_WHAT THE TASK REQUIRES_: Provide the data again in its entirety, exactly as given.

_EXERCISE INPUT_:

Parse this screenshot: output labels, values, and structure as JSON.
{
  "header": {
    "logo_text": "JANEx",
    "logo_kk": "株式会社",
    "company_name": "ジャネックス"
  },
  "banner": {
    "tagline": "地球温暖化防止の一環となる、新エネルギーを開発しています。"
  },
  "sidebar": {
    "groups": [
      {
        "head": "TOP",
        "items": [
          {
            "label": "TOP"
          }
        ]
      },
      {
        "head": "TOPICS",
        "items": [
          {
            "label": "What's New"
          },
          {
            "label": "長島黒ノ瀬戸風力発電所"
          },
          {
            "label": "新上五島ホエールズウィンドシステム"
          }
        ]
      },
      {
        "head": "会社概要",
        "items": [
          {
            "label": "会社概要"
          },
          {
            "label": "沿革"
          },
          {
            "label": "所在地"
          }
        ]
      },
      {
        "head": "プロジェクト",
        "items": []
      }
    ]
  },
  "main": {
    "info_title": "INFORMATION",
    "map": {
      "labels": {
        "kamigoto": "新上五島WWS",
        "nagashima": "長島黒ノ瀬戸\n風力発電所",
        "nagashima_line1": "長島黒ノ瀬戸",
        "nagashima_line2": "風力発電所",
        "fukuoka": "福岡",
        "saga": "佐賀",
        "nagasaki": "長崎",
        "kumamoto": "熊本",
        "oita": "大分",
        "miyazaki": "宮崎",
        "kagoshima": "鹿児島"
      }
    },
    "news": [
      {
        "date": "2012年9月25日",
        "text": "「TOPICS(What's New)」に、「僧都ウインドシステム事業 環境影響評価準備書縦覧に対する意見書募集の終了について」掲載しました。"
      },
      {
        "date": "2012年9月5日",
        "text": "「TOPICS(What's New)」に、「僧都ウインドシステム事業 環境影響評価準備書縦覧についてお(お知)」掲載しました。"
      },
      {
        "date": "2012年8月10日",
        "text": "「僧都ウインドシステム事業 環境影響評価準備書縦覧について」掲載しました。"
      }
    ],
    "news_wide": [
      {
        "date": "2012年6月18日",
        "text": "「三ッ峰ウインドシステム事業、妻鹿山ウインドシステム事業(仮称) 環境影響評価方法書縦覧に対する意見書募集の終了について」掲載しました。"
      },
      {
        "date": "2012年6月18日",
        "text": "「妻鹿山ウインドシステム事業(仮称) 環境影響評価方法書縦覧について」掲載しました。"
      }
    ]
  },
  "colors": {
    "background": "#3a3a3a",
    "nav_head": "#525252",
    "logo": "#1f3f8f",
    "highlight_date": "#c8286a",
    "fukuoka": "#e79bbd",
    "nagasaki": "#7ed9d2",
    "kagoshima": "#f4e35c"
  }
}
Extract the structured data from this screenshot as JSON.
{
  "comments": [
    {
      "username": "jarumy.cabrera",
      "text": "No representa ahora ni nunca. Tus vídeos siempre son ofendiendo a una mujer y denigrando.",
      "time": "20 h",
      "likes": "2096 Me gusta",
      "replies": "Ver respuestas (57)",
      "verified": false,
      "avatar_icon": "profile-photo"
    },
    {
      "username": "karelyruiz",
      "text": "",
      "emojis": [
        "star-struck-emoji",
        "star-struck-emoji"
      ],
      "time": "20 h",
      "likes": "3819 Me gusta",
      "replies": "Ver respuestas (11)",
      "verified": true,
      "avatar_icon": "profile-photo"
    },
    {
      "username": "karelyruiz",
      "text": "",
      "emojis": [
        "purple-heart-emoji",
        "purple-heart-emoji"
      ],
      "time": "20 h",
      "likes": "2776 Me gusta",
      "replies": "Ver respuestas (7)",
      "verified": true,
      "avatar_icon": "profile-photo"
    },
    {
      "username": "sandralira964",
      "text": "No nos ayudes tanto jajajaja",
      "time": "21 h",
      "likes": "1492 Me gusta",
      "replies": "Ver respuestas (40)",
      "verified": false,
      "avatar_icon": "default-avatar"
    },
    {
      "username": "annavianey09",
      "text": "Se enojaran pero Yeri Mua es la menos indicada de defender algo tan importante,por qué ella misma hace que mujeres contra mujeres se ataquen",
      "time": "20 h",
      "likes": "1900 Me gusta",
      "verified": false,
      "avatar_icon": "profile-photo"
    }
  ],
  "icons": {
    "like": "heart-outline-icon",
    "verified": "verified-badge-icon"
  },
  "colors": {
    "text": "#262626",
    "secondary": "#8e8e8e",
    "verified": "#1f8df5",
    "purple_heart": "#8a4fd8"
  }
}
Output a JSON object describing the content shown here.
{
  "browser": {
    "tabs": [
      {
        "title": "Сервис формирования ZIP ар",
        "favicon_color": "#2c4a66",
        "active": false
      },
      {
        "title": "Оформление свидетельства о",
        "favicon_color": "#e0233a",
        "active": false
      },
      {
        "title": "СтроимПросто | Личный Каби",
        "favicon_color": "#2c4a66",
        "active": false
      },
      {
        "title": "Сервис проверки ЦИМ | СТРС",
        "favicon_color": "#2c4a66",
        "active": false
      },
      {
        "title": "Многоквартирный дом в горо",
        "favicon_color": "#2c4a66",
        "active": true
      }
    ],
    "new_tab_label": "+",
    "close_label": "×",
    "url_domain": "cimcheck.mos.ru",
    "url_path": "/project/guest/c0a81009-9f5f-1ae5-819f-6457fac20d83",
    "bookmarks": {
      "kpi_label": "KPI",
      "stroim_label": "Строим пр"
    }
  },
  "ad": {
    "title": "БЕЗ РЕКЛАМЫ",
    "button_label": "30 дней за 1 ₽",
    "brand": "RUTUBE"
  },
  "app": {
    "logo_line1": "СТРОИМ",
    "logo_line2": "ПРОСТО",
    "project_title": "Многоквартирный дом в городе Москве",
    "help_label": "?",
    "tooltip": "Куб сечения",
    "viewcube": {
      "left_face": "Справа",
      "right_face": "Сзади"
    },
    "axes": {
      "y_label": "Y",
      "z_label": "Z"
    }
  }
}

_SOLUTION TO THIS TASK_:
Parse this screenshot: output labels, values, and structure as JSON.
{
  "header": {
    "logo_text": "JANEx",
    "logo_kk": "株式会社",
    "company_name": "ジャネックス"
  },
  "banner": {
    "tagline": "地球温暖化防止の一環となる、新エネルギーを開発しています。"
  },
  "sidebar": {
    "groups": [
      {
        "head": "TOP",
        "items": [
          {
            "label": "TOP"
          }
        ]
      },
      {
        "head": "TOPICS",
        "items": [
          {
            "label": "What's New"
          },
          {
            "label": "長島黒ノ瀬戸風力発電所"
          },
          {
            "label": "新上五島ホエールズウィンドシステム"
          }
        ]
      },
      {
        "head": "会社概要",
        "items": [
          {
            "label": "会社概要"
          },
          {
            "label": "沿革"
          },
          {
            "label": "所在地"
          }
        ]
      },
      {
        "head": "プロジェクト",
        "items": []
      }
    ]
  },
  "main": {
    "info_title": "INFORMATION",
    "map": {
      "labels": {
        "kamigoto": "新上五島WWS",
        "nagashima": "長島黒ノ瀬戸\n風力発電所",
        "nagashima_line1": "長島黒ノ瀬戸",
        "nagashima_line2": "風力発電所",
        "fukuoka": "福岡",
        "saga": "佐賀",
        "nagasaki": "長崎",
        "kumamoto": "熊本",
        "oita": "大分",
        "miyazaki": "宮崎",
        "kagoshima": "鹿児島"
      }
    },
    "news": [
      {
        "date": "2012年9月25日",
        "text": "「TOPICS(What's New)」に、「僧都ウインドシステム事業 環境影響評価準備書縦覧に対する意見書募集の終了について」掲載しました。"
      },
      {
        "date": "2012年9月5日",
        "text": "「TOPICS(What's New)」に、「僧都ウインドシステム事業 環境影響評価準備書縦覧についてお(お知)」掲載しました。"
      },
      {
        "date": "2012年8月10日",
        "text": "「僧都ウインドシステム事業 環境影響評価準備書縦覧について」掲載しました。"
      }
    ],
    "news_wide": [
      {
        "date": "2012年6月18日",
        "text": "「三ッ峰ウインドシステム事業、妻鹿山ウインドシステム事業(仮称) 環境影響評価方法書縦覧に対する意見書募集の終了について」掲載しました。"
      },
      {
        "date": "2012年6月18日",
        "text": "「妻鹿山ウインドシステム事業(仮称) 環境影響評価方法書縦覧について」掲載しました。"
      }
    ]
  },
  "colors": {
    "background": "#3a3a3a",
    "nav_head": "#525252",
    "logo": "#1f3f8f",
    "highlight_date": "#c8286a",
    "fukuoka": "#e79bbd",
    "nagasaki": "#7ed9d2",
    "kagoshima": "#f4e35c"
  }
}
Extract the structured data from this screenshot as JSON.
{
  "comments": [
    {
      "username": "jarumy.cabrera",
      "text": "No representa ahora ni nunca. Tus vídeos siempre son ofendiendo a una mujer y denigrando.",
      "time": "20 h",
      "likes": "2096 Me gusta",
      "replies": "Ver respuestas (57)",
      "verified": false,
      "avatar_icon": "profile-photo"
    },
    {
      "username": "karelyruiz",
      "text": "",
      "emojis": [
        "star-struck-emoji",
        "star-struck-emoji"
      ],
      "time": "20 h",
      "likes": "3819 Me gusta",
      "replies": "Ver respuestas (11)",
      "verified": true,
      "avatar_icon": "profile-photo"
    },
    {
      "username": "karelyruiz",
      "text": "",
      "emojis": [
        "purple-heart-emoji",
        "purple-heart-emoji"
      ],
      "time": "20 h",
      "likes": "2776 Me gusta",
      "replies": "Ver respuestas (7)",
      "verified": true,
      "avatar_icon": "profile-photo"
    },
    {
      "username": "sandralira964",
      "text": "No nos ayudes tanto jajajaja",
      "time": "21 h",
      "likes": "1492 Me gusta",
      "replies": "Ver respuestas (40)",
      "verified": false,
      "avatar_icon": "default-avatar"
    },
    {
      "username": "annavianey09",
      "text": "Se enojaran pero Yeri Mua es la menos indicada de defender algo tan importante,por qué ella misma hace que mujeres contra mujeres se ataquen",
      "time": "20 h",
      "likes": "1900 Me gusta",
      "verified": false,
      "avatar_icon": "profile-photo"
    }
  ],
  "icons": {
    "like": "heart-outline-icon",
    "verified": "verified-badge-icon"
  },
  "colors": {
    "text": "#262626",
    "secondary": "#8e8e8e",
    "verified": "#1f8df5",
    "purple_heart": "#8a4fd8"
  }
}
Output a JSON object describing the content shown here.
{
  "browser": {
    "tabs": [
      {
        "title": "Сервис формирования ZIP ар",
        "favicon_color": "#2c4a66",
        "active": false
      },
      {
        "title": "Оформление свидетельства о",
        "favicon_color": "#e0233a",
        "active": false
      },
      {
        "title": "СтроимПросто | Личный Каби",
        "favicon_color": "#2c4a66",
        "active": false
      },
      {
        "title": "Сервис проверки ЦИМ | СТРС",
        "favicon_color": "#2c4a66",
        "active": false
      },
      {
        "title": "Многоквартирный дом в горо",
        "favicon_color": "#2c4a66",
        "active": true
      }
    ],
    "new_tab_label": "+",
    "close_label": "×",
    "url_domain": "cimcheck.mos.ru",
    "url_path": "/project/guest/c0a81009-9f5f-1ae5-819f-6457fac20d83",
    "bookmarks": {
      "kpi_label": "KPI",
      "stroim_label": "Строим пр"
    }
  },
  "ad": {
    "title": "БЕЗ РЕКЛАМЫ",
    "button_label": "30 дней за 1 ₽",
    "brand": "RUTUBE"
  },
  "app": {
    "logo_line1": "СТРОИМ",
    "logo_line2": "ПРОСТО",
    "project_title": "Многоквартирный дом в городе Москве",
    "help_label": "?",
    "tooltip": "Куб сечения",
    "viewcube": {
      "left_face": "Справа",
      "right_face": "Сзади"
    },
    "axes": {
      "y_label": "Y",
      "z_label": "Z"
    }
  }
}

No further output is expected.